REQUIRED TASK: Omit the pictures, then write out every entry exactly as it reads.

::::::::

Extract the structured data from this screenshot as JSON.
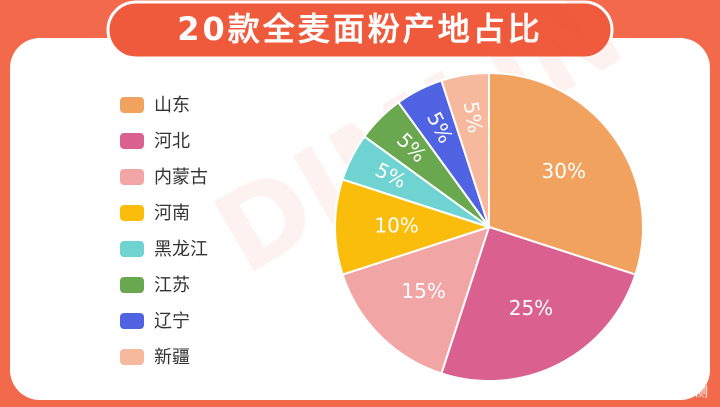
{
  "chart_data": {
    "type": "pie",
    "title": "20款全麦面粉产地占比",
    "categories": [
      "山东",
      "河北",
      "内蒙古",
      "河南",
      "黑龙江",
      "江苏",
      "辽宁",
      "新疆"
    ],
    "values": [
      30,
      25,
      15,
      10,
      5,
      5,
      5,
      5
    ],
    "value_labels": [
      "30%",
      "25%",
      "15%",
      "10%",
      "5%",
      "5%",
      "5%",
      "5%"
    ],
    "colors": [
      "#f2a25f",
      "#d9608f",
      "#f2a5a5",
      "#fbbd0c",
      "#6fd4d1",
      "#6aa84f",
      "#4f63e3",
      "#f6b99d"
    ]
  },
  "footer": "搜狐号 @盯芒评测"
}
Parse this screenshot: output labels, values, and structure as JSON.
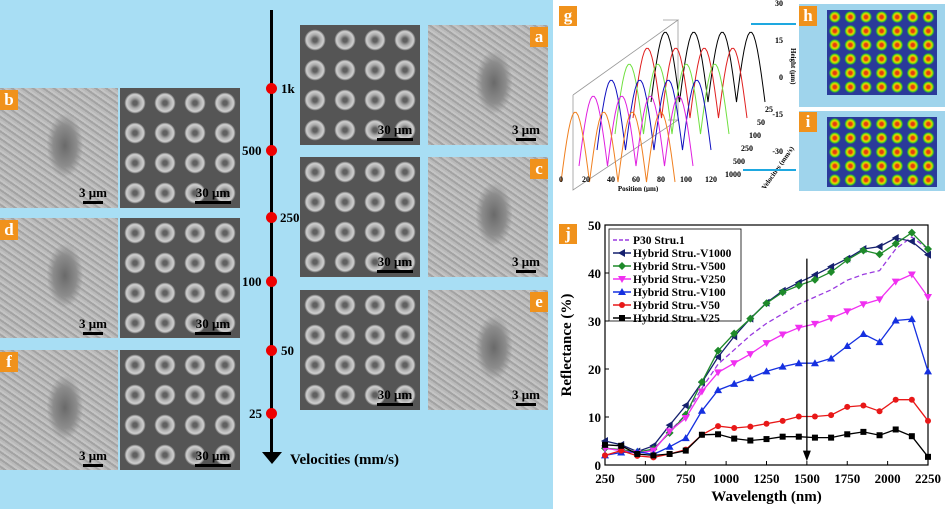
{
  "panels": {
    "a": "a",
    "b": "b",
    "c": "c",
    "d": "d",
    "e": "e",
    "f": "f",
    "g": "g",
    "h": "h",
    "i": "i",
    "j": "j"
  },
  "scale_bars": {
    "small": "3 μm",
    "large": "30 μm"
  },
  "velocity_axis": {
    "label": "Velocities (mm/s)",
    "ticks": [
      "1k",
      "500",
      "250",
      "100",
      "50",
      "25"
    ]
  },
  "panel_g": {
    "xlabel": "Position (μm)",
    "xticks": [
      "0",
      "20",
      "40",
      "60",
      "80",
      "100",
      "120"
    ],
    "zlabel": "Height (μm)",
    "zticks": [
      "30",
      "15",
      "0",
      "-15",
      "-30"
    ],
    "ylabel": "Velocities (mm/s)",
    "yticks": [
      "25",
      "50",
      "100",
      "250",
      "500",
      "1000"
    ],
    "colors": [
      "#000000",
      "#e02020",
      "#70e040",
      "#1010c0",
      "#e020e0",
      "#f08020"
    ]
  },
  "chart_data": {
    "type": "line",
    "title": "",
    "xlabel": "Wavelength (nm)",
    "ylabel": "Reflectance (%)",
    "xlim": [
      250,
      2250
    ],
    "ylim": [
      0,
      50
    ],
    "xticks": [
      "250",
      "500",
      "750",
      "1000",
      "1250",
      "1500",
      "1750",
      "2000",
      "2250"
    ],
    "yticks": [
      "0",
      "10",
      "20",
      "30",
      "40",
      "50"
    ],
    "legend_position": "top-left",
    "annotation": "downward arrow at 1500 nm",
    "x": [
      250,
      350,
      450,
      550,
      650,
      750,
      850,
      950,
      1050,
      1150,
      1250,
      1350,
      1450,
      1550,
      1650,
      1750,
      1850,
      1950,
      2050,
      2150,
      2250
    ],
    "series": [
      {
        "name": "P30 Stru.1",
        "color": "#9a3ae0",
        "marker": "none",
        "dash": true,
        "values": [
          3.5,
          3,
          2.5,
          3,
          7,
          10.5,
          16,
          21,
          24,
          27,
          29.5,
          31.5,
          33.5,
          35,
          36.5,
          38.5,
          39.7,
          40.5,
          45,
          47.5,
          45
        ]
      },
      {
        "name": "Hybrid Stru.-V1000",
        "color": "#15206e",
        "marker": "tri-left",
        "values": [
          5,
          4.2,
          2.8,
          4,
          8.3,
          12.4,
          17.2,
          22.5,
          26.8,
          30.5,
          33.8,
          36.3,
          38,
          39.6,
          41.3,
          43,
          45,
          45.5,
          47.3,
          46.6,
          43.8
        ]
      },
      {
        "name": "Hybrid Stru.-V500",
        "color": "#1e8a2a",
        "marker": "diamond",
        "values": [
          3.5,
          3.2,
          2.7,
          3.3,
          6.7,
          10.5,
          17.3,
          23.8,
          27.4,
          30.5,
          33.7,
          36,
          37.4,
          38.6,
          40.2,
          42.7,
          44.7,
          43.9,
          46.1,
          48.4,
          45
        ]
      },
      {
        "name": "Hybrid Stru.-V250",
        "color": "#f030f0",
        "marker": "tri-down",
        "values": [
          3.5,
          3,
          2.5,
          3,
          7,
          9.8,
          15.3,
          19.3,
          21.2,
          23.1,
          25.4,
          27.2,
          28.6,
          29.4,
          30.6,
          32,
          33.5,
          34.5,
          38.2,
          39.7,
          35
        ]
      },
      {
        "name": "Hybrid Stru.-V100",
        "color": "#1530e0",
        "marker": "tri-up",
        "values": [
          2,
          2.6,
          2.8,
          2.2,
          3.8,
          5.6,
          11.3,
          15.6,
          16.9,
          18.1,
          19.5,
          20.5,
          21.2,
          21.2,
          22.2,
          24.8,
          27.3,
          25.6,
          30.1,
          30.4,
          19.5
        ]
      },
      {
        "name": "Hybrid Stru.-V50",
        "color": "#e81818",
        "marker": "circle",
        "values": [
          2,
          3,
          1.9,
          1.6,
          2.3,
          3.2,
          6.3,
          8.1,
          7.7,
          8,
          8.6,
          9.2,
          10.1,
          10.1,
          10.4,
          12.1,
          12.4,
          11.2,
          13.6,
          13.6,
          9.2
        ]
      },
      {
        "name": "Hybrid Stru.-V25",
        "color": "#000000",
        "marker": "square",
        "values": [
          4.2,
          4,
          2.3,
          2,
          2.3,
          3,
          6.3,
          6.4,
          5.5,
          5.1,
          5.4,
          5.9,
          5.9,
          5.7,
          5.7,
          6.4,
          6.9,
          6.2,
          7.4,
          6,
          1.7
        ]
      }
    ]
  }
}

::::::::

FULL SOLUTION:
Extract the structured data from this screenshot as JSON.
{
  "chart_data": {
    "type": "pie",
    "title": "20款全麦面粉产地占比",
    "categories": [
      "山东",
      "河北",
      "内蒙古",
      "河南",
      "黑龙江",
      "江苏",
      "辽宁",
      "新疆"
    ],
    "values": [
      30,
      25,
      15,
      10,
      5,
      5,
      5,
      5
    ],
    "value_labels": [
      "30%",
      "25%",
      "15%",
      "10%",
      "5%",
      "5%",
      "5%",
      "5%"
    ],
    "colors": [
      "#f2a25f",
      "#d9608f",
      "#f2a5a5",
      "#fbbd0c",
      "#6fd4d1",
      "#6aa84f",
      "#4f63e3",
      "#f6b99d"
    ]
  },
  "footer": "搜狐号 @盯芒评测"
}
Parse this screenshot: output labels, values, and structure as JSON.
{
  "panels": {
    "a": "a",
    "b": "b",
    "c": "c",
    "d": "d",
    "e": "e",
    "f": "f",
    "g": "g",
    "h": "h",
    "i": "i",
    "j": "j"
  },
  "scale_bars": {
    "small": "3 μm",
    "large": "30 μm"
  },
  "velocity_axis": {
    "label": "Velocities (mm/s)",
    "ticks": [
      "1k",
      "500",
      "250",
      "100",
      "50",
      "25"
    ]
  },
  "panel_g": {
    "xlabel": "Position (μm)",
    "xticks": [
      "0",
      "20",
      "40",
      "60",
      "80",
      "100",
      "120"
    ],
    "zlabel": "Height (μm)",
    "zticks": [
      "30",
      "15",
      "0",
      "-15",
      "-30"
    ],
    "ylabel": "Velocities (mm/s)",
    "yticks": [
      "25",
      "50",
      "100",
      "250",
      "500",
      "1000"
    ],
    "colors": [
      "#000000",
      "#e02020",
      "#70e040",
      "#1010c0",
      "#e020e0",
      "#f08020"
    ]
  },
  "chart_data": {
    "type": "line",
    "title": "",
    "xlabel": "Wavelength (nm)",
    "ylabel": "Reflectance (%)",
    "xlim": [
      250,
      2250
    ],
    "ylim": [
      0,
      50
    ],
    "xticks": [
      "250",
      "500",
      "750",
      "1000",
      "1250",
      "1500",
      "1750",
      "2000",
      "2250"
    ],
    "yticks": [
      "0",
      "10",
      "20",
      "30",
      "40",
      "50"
    ],
    "legend_position": "top-left",
    "annotation": "downward arrow at 1500 nm",
    "x": [
      250,
      350,
      450,
      550,
      650,
      750,
      850,
      950,
      1050,
      1150,
      1250,
      1350,
      1450,
      1550,
      1650,
      1750,
      1850,
      1950,
      2050,
      2150,
      2250
    ],
    "series": [
      {
        "name": "P30 Stru.1",
        "color": "#9a3ae0",
        "marker": "none",
        "dash": true,
        "values": [
          3.5,
          3,
          2.5,
          3,
          7,
          10.5,
          16,
          21,
          24,
          27,
          29.5,
          31.5,
          33.5,
          35,
          36.5,
          38.5,
          39.7,
          40.5,
          45,
          47.5,
          45
        ]
      },
      {
        "name": "Hybrid Stru.-V1000",
        "color": "#15206e",
        "marker": "tri-left",
        "values": [
          5,
          4.2,
          2.8,
          4,
          8.3,
          12.4,
          17.2,
          22.5,
          26.8,
          30.5,
          33.8,
          36.3,
          38,
          39.6,
          41.3,
          43,
          45,
          45.5,
          47.3,
          46.6,
          43.8
        ]
      },
      {
        "name": "Hybrid Stru.-V500",
        "color": "#1e8a2a",
        "marker": "diamond",
        "values": [
          3.5,
          3.2,
          2.7,
          3.3,
          6.7,
          10.5,
          17.3,
          23.8,
          27.4,
          30.5,
          33.7,
          36,
          37.4,
          38.6,
          40.2,
          42.7,
          44.7,
          43.9,
          46.1,
          48.4,
          45
        ]
      },
      {
        "name": "Hybrid Stru.-V250",
        "color": "#f030f0",
        "marker": "tri-down",
        "values": [
          3.5,
          3,
          2.5,
          3,
          7,
          9.8,
          15.3,
          19.3,
          21.2,
          23.1,
          25.4,
          27.2,
          28.6,
          29.4,
          30.6,
          32,
          33.5,
          34.5,
          38.2,
          39.7,
          35
        ]
      },
      {
        "name": "Hybrid Stru.-V100",
        "color": "#1530e0",
        "marker": "tri-up",
        "values": [
          2,
          2.6,
          2.8,
          2.2,
          3.8,
          5.6,
          11.3,
          15.6,
          16.9,
          18.1,
          19.5,
          20.5,
          21.2,
          21.2,
          22.2,
          24.8,
          27.3,
          25.6,
          30.1,
          30.4,
          19.5
        ]
      },
      {
        "name": "Hybrid Stru.-V50",
        "color": "#e81818",
        "marker": "circle",
        "values": [
          2,
          3,
          1.9,
          1.6,
          2.3,
          3.2,
          6.3,
          8.1,
          7.7,
          8,
          8.6,
          9.2,
          10.1,
          10.1,
          10.4,
          12.1,
          12.4,
          11.2,
          13.6,
          13.6,
          9.2
        ]
      },
      {
        "name": "Hybrid Stru.-V25",
        "color": "#000000",
        "marker": "square",
        "values": [
          4.2,
          4,
          2.3,
          2,
          2.3,
          3,
          6.3,
          6.4,
          5.5,
          5.1,
          5.4,
          5.9,
          5.9,
          5.7,
          5.7,
          6.4,
          6.9,
          6.2,
          7.4,
          6,
          1.7
        ]
      }
    ]
  }
}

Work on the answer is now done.